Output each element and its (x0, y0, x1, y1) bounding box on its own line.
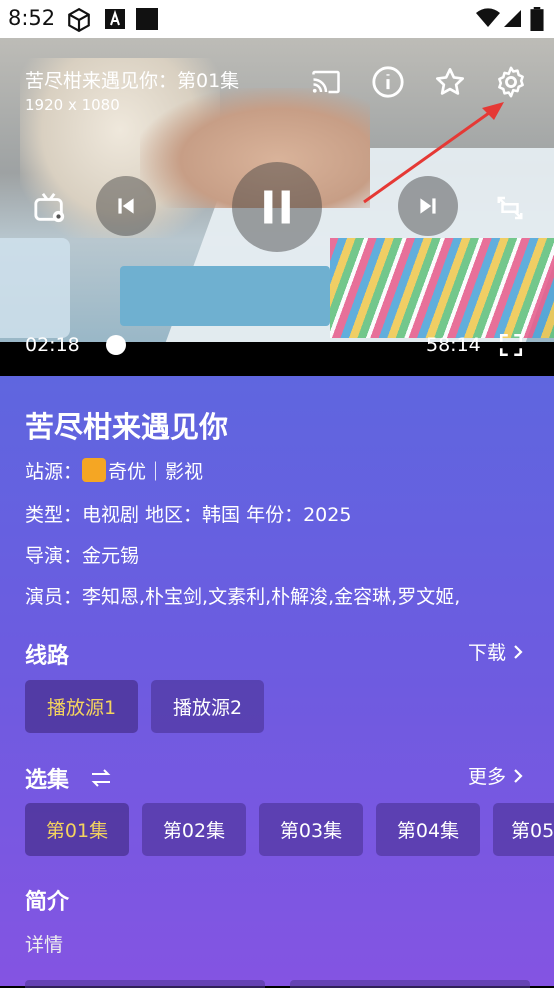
signal-icon (504, 10, 521, 27)
swap-order-icon[interactable] (87, 766, 115, 790)
screen-rotate-icon (497, 196, 523, 220)
battery-icon (530, 7, 544, 31)
type-line: 类型：电视剧 地区：韩国 年份：2025 (25, 504, 352, 526)
cast-button[interactable] (306, 62, 346, 102)
next-button[interactable] (398, 176, 458, 236)
routes-heading: 线路 (25, 644, 70, 669)
info-icon (372, 66, 404, 98)
source-app-icon (82, 458, 107, 482)
source-label: 站源： (25, 461, 83, 483)
wifi-icon (476, 8, 500, 27)
previous-button[interactable] (96, 176, 156, 236)
fullscreen-button[interactable] (496, 330, 526, 360)
more-episodes-button[interactable]: 更多 (468, 762, 526, 789)
status-bar: 8:52 (0, 0, 554, 38)
route-chip-1[interactable]: 播放源1 (25, 680, 138, 733)
source-value[interactable]: 奇优｜影视 (108, 461, 203, 483)
info-button[interactable] (368, 62, 408, 102)
chevron-right-icon (514, 768, 523, 783)
tv-pip-button[interactable] (28, 188, 72, 228)
cube-icon (68, 7, 90, 33)
rotate-button[interactable] (488, 188, 532, 228)
skip-next-icon (420, 198, 436, 214)
total-time: 58:14 (426, 334, 481, 356)
intro-heading: 简介 (25, 890, 70, 915)
video-title: 苦尽柑来遇见你：第01集 (25, 70, 240, 92)
bottom-card (25, 980, 265, 988)
favorite-button[interactable] (430, 62, 470, 102)
fullscreen-icon (499, 333, 523, 357)
tv-settings-icon (34, 192, 65, 223)
status-time: 8:52 (8, 6, 56, 30)
square-notification-icon (136, 8, 158, 30)
pause-icon (264, 190, 290, 224)
cast-line: 演员：李知恩,朴宝剑,文素利,朴解浚,金容琳,罗文姬, (25, 586, 461, 608)
episodes-heading: 选集 (25, 762, 115, 794)
settings-button[interactable] (491, 62, 531, 102)
download-button[interactable]: 下载 (468, 638, 526, 665)
seek-handle[interactable] (106, 335, 126, 355)
download-label: 下载 (467, 642, 506, 664)
bottom-card (290, 980, 530, 988)
cast-icon (312, 70, 340, 94)
episode-chip-5[interactable]: 第05集 (493, 803, 554, 856)
pause-button[interactable] (232, 162, 322, 252)
chevron-right-icon (514, 644, 523, 659)
gear-icon (498, 66, 524, 98)
episode-chip-4[interactable]: 第04集 (376, 803, 480, 856)
episode-chip-2[interactable]: 第02集 (142, 803, 246, 856)
episodes-heading-label: 选集 (25, 768, 70, 793)
video-resolution: 1920 x 1080 (25, 96, 120, 114)
more-label: 更多 (467, 766, 506, 788)
episode-chip-1[interactable]: 第01集 (25, 803, 129, 856)
episode-chip-3[interactable]: 第03集 (259, 803, 363, 856)
source-line: 站源： 奇优｜影视 (25, 457, 203, 484)
current-time: 02:18 (25, 334, 80, 356)
skip-previous-icon (118, 198, 134, 214)
text-a-icon (105, 9, 125, 29)
route-chip-2[interactable]: 播放源2 (151, 680, 264, 733)
show-title: 苦尽柑来遇见你 (25, 410, 229, 444)
video-player[interactable]: 苦尽柑来遇见你：第01集 1920 x 1080 02:18 58:14 (0, 38, 554, 376)
intro-text: 详情 (25, 934, 64, 956)
star-icon (436, 68, 464, 95)
detail-panel: 苦尽柑来遇见你 站源： 奇优｜影视 类型：电视剧 地区：韩国 年份：2025 导演… (0, 376, 554, 988)
director-line: 导演：金元锡 (25, 545, 140, 567)
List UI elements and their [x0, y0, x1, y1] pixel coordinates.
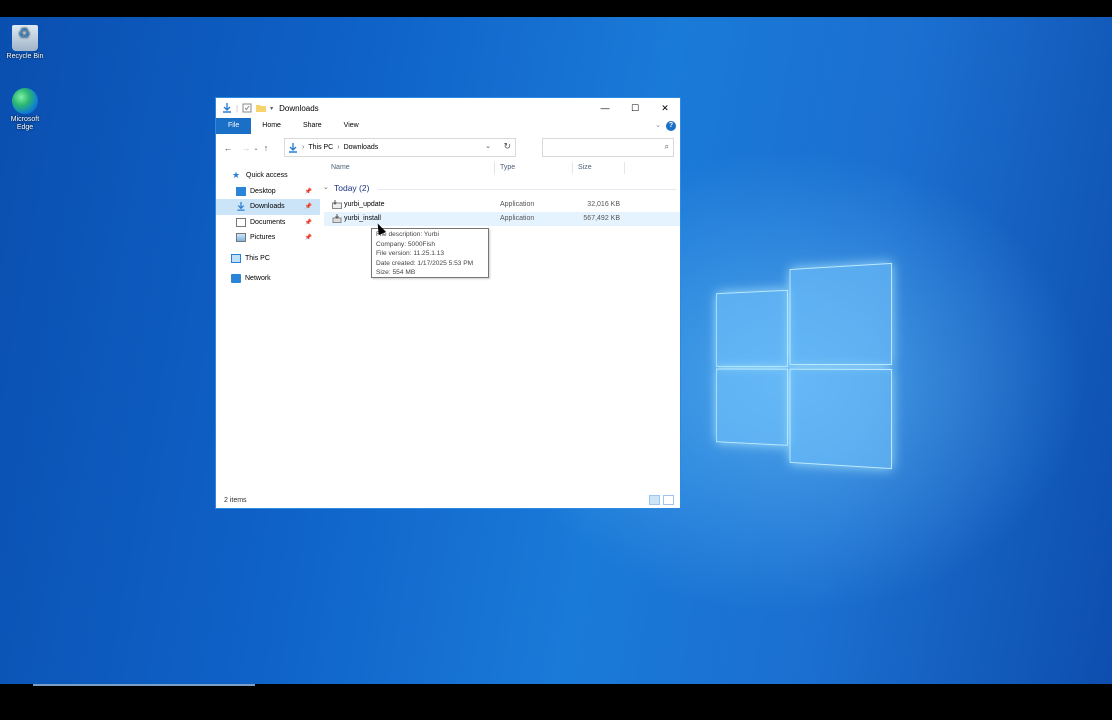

========================

Instructions to follow: Copy the lines of the records exactly, starting with the line containing "signal-icon (504, 10, 521, 27)" and going on through the line containing "episode-chip-5[interactable]: 第05集 (493, 803, 554, 856)".

Answer to the exercise:
signal-icon (504, 10, 521, 27)
swap-order-icon[interactable] (87, 766, 115, 790)
screen-rotate-icon (497, 196, 523, 220)
battery-icon (530, 7, 544, 31)
type-line: 类型：电视剧 地区：韩国 年份：2025 (25, 504, 352, 526)
cast-button[interactable] (306, 62, 346, 102)
next-button[interactable] (398, 176, 458, 236)
routes-heading: 线路 (25, 644, 70, 669)
info-icon (372, 66, 404, 98)
source-app-icon (82, 458, 107, 482)
source-label: 站源： (25, 461, 83, 483)
wifi-icon (476, 8, 500, 27)
previous-button[interactable] (96, 176, 156, 236)
fullscreen-button[interactable] (496, 330, 526, 360)
more-episodes-button[interactable]: 更多 (468, 762, 526, 789)
status-bar: 8:52 (0, 0, 554, 38)
route-chip-1[interactable]: 播放源1 (25, 680, 138, 733)
source-value[interactable]: 奇优｜影视 (108, 461, 203, 483)
info-button[interactable] (368, 62, 408, 102)
chevron-right-icon (514, 768, 523, 783)
tv-pip-button[interactable] (28, 188, 72, 228)
cube-icon (68, 7, 90, 33)
rotate-button[interactable] (488, 188, 532, 228)
skip-next-icon (420, 198, 436, 214)
total-time: 58:14 (426, 334, 481, 356)
intro-heading: 简介 (25, 890, 70, 915)
video-title: 苦尽柑来遇见你：第01集 (25, 70, 240, 92)
bottom-card (25, 980, 265, 988)
favorite-button[interactable] (430, 62, 470, 102)
fullscreen-icon (499, 333, 523, 357)
tv-settings-icon (34, 192, 65, 223)
status-time: 8:52 (8, 6, 56, 30)
square-notification-icon (136, 8, 158, 30)
pause-icon (264, 190, 290, 224)
cast-line: 演员：李知恩,朴宝剑,文素利,朴解浚,金容琳,罗文姬, (25, 586, 461, 608)
episodes-heading: 选集 (25, 762, 115, 794)
settings-button[interactable] (491, 62, 531, 102)
download-button[interactable]: 下载 (468, 638, 526, 665)
seek-handle[interactable] (106, 335, 126, 355)
download-label: 下载 (467, 642, 506, 664)
bottom-card (290, 980, 530, 988)
cast-icon (312, 70, 340, 94)
episode-chip-5[interactable]: 第05集 (493, 803, 554, 856)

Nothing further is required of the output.